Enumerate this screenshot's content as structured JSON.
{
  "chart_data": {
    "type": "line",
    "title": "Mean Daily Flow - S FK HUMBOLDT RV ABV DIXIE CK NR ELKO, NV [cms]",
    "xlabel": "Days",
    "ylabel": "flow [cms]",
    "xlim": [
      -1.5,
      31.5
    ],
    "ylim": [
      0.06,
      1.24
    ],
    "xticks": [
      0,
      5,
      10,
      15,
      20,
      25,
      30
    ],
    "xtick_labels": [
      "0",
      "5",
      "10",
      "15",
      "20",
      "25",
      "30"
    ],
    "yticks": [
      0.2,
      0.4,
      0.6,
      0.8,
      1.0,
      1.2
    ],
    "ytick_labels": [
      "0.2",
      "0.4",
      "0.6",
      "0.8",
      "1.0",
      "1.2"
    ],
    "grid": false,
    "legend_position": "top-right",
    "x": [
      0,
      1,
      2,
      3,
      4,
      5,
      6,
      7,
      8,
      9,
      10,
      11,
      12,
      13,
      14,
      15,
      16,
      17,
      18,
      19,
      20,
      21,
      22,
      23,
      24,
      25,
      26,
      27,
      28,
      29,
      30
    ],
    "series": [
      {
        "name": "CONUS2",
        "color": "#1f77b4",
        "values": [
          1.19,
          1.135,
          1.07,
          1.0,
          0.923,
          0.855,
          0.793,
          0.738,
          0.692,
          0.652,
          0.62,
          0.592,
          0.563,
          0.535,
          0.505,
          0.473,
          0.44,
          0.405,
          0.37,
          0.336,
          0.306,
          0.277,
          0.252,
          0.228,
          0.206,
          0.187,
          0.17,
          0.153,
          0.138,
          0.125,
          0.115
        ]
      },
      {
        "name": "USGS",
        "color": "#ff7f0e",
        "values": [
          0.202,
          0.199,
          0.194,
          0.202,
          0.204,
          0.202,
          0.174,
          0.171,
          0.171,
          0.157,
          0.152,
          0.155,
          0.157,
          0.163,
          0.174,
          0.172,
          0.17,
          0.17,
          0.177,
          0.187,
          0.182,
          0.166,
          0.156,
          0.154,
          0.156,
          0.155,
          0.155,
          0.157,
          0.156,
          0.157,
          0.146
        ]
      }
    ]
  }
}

---*---

→ **What you will do**: Extract the listing in its entirety and repeat it exactly.

→ **Answer to this task**:
Enumerate this screenshot's content as structured JSON.
{
  "chart_data": {
    "type": "line",
    "title": "Mean Daily Flow - S FK HUMBOLDT RV ABV DIXIE CK NR ELKO, NV [cms]",
    "xlabel": "Days",
    "ylabel": "flow [cms]",
    "xlim": [
      -1.5,
      31.5
    ],
    "ylim": [
      0.06,
      1.24
    ],
    "xticks": [
      0,
      5,
      10,
      15,
      20,
      25,
      30
    ],
    "xtick_labels": [
      "0",
      "5",
      "10",
      "15",
      "20",
      "25",
      "30"
    ],
    "yticks": [
      0.2,
      0.4,
      0.6,
      0.8,
      1.0,
      1.2
    ],
    "ytick_labels": [
      "0.2",
      "0.4",
      "0.6",
      "0.8",
      "1.0",
      "1.2"
    ],
    "grid": false,
    "legend_position": "top-right",
    "x": [
      0,
      1,
      2,
      3,
      4,
      5,
      6,
      7,
      8,
      9,
      10,
      11,
      12,
      13,
      14,
      15,
      16,
      17,
      18,
      19,
      20,
      21,
      22,
      23,
      24,
      25,
      26,
      27,
      28,
      29,
      30
    ],
    "series": [
      {
        "name": "CONUS2",
        "color": "#1f77b4",
        "values": [
          1.19,
          1.135,
          1.07,
          1.0,
          0.923,
          0.855,
          0.793,
          0.738,
          0.692,
          0.652,
          0.62,
          0.592,
          0.563,
          0.535,
          0.505,
          0.473,
          0.44,
          0.405,
          0.37,
          0.336,
          0.306,
          0.277,
          0.252,
          0.228,
          0.206,
          0.187,
          0.17,
          0.153,
          0.138,
          0.125,
          0.115
        ]
      },
      {
        "name": "USGS",
        "color": "#ff7f0e",
        "values": [
          0.202,
          0.199,
          0.194,
          0.202,
          0.204,
          0.202,
          0.174,
          0.171,
          0.171,
          0.157,
          0.152,
          0.155,
          0.157,
          0.163,
          0.174,
          0.172,
          0.17,
          0.17,
          0.177,
          0.187,
          0.182,
          0.166,
          0.156,
          0.154,
          0.156,
          0.155,
          0.155,
          0.157,
          0.156,
          0.157,
          0.146
        ]
      }
    ]
  }
}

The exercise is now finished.